Entries provided >>
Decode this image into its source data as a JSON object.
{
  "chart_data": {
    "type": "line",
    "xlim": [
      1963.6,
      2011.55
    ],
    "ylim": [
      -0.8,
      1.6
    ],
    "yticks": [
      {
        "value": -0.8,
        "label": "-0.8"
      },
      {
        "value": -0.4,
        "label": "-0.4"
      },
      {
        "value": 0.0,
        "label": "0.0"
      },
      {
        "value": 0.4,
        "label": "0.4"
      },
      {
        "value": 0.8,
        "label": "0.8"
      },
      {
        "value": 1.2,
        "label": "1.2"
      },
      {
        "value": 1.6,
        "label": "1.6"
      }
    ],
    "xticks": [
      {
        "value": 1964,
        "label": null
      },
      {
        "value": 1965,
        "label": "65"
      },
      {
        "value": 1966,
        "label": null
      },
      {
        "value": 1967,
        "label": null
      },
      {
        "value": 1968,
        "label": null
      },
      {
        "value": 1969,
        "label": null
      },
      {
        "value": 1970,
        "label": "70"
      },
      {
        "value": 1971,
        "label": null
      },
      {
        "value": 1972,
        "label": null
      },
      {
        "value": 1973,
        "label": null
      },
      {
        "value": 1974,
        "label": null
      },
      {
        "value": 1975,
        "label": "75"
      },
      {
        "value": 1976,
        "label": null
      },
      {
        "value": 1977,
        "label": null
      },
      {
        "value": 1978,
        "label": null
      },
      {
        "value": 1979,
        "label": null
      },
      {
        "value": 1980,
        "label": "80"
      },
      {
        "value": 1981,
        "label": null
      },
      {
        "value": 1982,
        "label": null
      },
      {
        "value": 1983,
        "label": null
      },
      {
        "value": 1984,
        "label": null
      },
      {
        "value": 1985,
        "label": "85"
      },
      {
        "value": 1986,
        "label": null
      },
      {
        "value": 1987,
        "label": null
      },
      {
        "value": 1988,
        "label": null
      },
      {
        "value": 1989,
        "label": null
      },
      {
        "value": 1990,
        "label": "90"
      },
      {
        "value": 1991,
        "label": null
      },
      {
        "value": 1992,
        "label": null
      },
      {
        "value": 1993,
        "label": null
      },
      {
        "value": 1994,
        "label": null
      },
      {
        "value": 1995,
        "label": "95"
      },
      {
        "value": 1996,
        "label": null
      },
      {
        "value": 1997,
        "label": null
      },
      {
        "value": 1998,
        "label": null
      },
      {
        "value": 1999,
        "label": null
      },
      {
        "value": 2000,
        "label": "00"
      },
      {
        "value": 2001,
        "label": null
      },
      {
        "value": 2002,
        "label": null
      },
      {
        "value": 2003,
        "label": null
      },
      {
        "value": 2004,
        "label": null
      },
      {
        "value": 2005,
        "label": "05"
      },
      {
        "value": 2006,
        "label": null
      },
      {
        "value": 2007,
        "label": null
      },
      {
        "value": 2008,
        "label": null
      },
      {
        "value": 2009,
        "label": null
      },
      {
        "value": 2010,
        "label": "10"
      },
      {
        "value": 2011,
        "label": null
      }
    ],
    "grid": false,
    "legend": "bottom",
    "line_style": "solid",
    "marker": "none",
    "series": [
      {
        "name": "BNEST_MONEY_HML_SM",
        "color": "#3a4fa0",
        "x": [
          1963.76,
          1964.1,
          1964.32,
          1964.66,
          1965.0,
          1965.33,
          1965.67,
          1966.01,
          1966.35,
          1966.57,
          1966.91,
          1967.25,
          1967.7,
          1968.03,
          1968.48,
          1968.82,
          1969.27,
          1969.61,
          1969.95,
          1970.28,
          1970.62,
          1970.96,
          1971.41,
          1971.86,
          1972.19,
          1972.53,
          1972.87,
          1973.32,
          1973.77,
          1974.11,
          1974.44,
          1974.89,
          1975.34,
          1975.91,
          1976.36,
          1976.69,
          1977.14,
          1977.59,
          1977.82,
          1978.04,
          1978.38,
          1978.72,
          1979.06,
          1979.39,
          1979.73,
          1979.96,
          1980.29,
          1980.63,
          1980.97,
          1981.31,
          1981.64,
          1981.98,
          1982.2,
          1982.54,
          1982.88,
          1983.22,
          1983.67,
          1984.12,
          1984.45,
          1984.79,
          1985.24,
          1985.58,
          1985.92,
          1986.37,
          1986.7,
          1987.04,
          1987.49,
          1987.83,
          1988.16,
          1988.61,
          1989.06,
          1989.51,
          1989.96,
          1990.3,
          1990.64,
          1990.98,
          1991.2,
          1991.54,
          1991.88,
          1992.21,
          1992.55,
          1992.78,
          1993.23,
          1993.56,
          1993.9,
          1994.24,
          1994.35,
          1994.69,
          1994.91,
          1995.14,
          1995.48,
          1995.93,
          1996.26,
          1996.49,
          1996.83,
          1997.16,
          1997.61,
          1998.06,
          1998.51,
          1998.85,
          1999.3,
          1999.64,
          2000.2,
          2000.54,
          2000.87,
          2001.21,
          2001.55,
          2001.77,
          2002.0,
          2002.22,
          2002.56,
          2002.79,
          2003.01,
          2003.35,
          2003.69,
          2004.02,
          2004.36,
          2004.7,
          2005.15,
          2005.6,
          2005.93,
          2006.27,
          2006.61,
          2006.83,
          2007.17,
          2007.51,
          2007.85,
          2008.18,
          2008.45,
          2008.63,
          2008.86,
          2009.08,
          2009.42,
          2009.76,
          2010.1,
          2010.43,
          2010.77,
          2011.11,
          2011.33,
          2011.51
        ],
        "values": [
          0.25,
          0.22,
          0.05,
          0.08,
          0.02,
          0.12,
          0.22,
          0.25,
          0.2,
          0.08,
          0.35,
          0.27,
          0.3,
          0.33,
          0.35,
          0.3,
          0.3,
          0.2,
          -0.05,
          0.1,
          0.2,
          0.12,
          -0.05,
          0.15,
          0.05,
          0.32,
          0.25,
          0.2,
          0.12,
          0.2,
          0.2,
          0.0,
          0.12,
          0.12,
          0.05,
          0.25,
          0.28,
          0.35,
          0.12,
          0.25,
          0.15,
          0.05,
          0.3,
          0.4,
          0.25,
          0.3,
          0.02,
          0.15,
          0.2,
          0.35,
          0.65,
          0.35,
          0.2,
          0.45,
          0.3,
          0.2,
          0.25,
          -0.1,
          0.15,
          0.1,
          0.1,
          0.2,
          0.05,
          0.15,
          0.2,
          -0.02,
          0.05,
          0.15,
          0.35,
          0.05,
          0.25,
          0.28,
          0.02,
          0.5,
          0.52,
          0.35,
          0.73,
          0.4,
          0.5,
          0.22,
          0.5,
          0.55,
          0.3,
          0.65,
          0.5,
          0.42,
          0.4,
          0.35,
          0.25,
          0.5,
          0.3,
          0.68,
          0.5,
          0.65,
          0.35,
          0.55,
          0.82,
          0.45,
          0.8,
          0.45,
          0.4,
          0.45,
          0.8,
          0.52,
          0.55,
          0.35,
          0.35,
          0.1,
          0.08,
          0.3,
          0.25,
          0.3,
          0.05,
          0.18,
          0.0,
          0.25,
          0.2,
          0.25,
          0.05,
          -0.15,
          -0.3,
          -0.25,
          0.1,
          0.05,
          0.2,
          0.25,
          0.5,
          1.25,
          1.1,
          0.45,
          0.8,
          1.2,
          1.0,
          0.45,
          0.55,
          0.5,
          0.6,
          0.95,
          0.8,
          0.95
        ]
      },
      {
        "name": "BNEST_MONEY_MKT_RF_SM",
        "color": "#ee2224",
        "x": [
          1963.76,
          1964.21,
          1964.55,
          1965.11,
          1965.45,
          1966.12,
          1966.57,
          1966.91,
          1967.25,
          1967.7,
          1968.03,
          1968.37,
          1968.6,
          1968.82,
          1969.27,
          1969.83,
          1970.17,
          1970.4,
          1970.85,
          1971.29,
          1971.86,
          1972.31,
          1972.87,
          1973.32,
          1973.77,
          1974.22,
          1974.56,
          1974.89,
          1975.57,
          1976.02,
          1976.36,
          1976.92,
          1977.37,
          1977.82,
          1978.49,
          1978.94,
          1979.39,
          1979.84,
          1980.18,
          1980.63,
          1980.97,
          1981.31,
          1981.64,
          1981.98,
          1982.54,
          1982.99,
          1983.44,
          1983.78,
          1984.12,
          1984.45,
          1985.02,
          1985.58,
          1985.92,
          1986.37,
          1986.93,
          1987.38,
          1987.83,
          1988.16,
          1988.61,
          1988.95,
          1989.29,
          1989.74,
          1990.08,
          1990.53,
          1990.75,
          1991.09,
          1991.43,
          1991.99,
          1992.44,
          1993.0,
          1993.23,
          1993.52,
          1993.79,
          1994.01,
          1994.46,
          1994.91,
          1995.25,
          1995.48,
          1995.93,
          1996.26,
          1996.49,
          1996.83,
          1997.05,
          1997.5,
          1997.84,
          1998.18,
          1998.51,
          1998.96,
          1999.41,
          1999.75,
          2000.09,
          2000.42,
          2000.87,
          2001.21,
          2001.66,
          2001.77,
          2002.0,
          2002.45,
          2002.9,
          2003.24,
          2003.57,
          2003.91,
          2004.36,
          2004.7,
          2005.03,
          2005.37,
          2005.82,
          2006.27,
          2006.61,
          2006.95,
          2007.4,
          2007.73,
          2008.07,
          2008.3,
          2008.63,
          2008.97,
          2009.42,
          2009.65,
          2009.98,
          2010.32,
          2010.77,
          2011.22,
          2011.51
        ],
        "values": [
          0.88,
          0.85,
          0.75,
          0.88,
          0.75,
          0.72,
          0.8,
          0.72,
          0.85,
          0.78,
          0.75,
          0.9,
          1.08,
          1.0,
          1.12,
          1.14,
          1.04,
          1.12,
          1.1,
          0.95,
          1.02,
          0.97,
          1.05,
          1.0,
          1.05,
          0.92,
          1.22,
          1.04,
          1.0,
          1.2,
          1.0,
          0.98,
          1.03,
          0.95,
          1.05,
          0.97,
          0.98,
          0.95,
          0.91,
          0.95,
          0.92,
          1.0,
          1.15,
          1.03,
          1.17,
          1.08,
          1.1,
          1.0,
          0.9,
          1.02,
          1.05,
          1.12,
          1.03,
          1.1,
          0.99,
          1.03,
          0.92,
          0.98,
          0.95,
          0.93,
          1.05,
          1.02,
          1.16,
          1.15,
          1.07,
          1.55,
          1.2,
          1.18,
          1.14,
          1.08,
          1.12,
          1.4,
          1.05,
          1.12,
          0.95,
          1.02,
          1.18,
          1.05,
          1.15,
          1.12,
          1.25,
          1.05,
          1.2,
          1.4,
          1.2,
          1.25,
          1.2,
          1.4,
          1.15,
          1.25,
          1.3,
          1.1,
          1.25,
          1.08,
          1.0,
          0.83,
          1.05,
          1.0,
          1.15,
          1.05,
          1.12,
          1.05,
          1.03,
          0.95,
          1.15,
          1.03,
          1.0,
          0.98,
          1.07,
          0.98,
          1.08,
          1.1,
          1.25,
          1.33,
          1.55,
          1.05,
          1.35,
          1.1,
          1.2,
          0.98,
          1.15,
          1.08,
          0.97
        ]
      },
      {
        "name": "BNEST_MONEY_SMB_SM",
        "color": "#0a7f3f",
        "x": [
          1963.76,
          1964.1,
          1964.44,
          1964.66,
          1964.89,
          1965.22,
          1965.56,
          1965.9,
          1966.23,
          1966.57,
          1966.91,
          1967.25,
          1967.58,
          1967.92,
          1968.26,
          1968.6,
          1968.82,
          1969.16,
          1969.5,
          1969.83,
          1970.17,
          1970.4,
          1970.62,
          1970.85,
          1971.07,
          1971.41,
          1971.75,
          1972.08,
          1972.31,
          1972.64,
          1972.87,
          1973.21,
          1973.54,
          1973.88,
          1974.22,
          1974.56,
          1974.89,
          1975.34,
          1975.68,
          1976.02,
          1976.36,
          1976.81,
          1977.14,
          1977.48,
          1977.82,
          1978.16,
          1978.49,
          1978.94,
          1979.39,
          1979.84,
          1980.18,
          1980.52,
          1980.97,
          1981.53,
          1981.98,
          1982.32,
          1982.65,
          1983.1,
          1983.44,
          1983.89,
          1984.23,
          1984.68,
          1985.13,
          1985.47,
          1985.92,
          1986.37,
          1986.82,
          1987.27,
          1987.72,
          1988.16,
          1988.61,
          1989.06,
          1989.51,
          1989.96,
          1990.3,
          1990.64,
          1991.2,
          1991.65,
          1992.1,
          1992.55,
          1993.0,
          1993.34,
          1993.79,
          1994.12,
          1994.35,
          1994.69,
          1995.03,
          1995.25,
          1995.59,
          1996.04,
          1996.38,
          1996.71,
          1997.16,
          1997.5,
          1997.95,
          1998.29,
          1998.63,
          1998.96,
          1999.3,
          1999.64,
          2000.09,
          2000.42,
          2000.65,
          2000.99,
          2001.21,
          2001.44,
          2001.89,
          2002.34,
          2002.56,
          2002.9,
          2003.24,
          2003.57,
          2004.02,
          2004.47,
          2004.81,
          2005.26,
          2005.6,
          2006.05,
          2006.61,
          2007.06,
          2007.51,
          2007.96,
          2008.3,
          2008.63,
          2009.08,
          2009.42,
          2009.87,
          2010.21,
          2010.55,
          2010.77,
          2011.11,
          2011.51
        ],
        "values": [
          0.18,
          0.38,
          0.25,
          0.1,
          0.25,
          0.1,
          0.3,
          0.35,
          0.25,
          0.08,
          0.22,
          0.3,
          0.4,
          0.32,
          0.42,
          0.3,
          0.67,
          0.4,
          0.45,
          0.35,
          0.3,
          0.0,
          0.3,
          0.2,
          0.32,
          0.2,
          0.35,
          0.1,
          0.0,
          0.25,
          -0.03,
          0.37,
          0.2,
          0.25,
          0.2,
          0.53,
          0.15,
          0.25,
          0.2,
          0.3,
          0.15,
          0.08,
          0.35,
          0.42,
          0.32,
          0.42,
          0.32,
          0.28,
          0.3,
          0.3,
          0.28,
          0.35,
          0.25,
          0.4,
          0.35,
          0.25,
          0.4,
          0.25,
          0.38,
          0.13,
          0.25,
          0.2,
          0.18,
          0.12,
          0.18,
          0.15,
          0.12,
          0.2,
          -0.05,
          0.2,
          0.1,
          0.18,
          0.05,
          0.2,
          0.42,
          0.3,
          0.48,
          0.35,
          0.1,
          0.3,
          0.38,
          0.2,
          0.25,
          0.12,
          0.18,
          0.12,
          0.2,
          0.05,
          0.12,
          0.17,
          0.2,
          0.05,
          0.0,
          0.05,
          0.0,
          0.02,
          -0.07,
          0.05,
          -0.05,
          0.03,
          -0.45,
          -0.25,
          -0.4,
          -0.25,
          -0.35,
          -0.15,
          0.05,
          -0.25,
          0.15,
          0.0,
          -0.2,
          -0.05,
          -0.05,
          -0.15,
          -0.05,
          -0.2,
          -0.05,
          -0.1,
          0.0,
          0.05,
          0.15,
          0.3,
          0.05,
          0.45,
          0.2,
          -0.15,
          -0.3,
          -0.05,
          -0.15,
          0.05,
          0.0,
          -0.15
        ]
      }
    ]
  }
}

Stated task >>
Scan the listing above for the word "name" and copy every line that holds it.

Solution >>
        "name": "BNEST_MONEY_HML_SM",
        "name": "BNEST_MONEY_MKT_RF_SM",
        "name": "BNEST_MONEY_SMB_SM",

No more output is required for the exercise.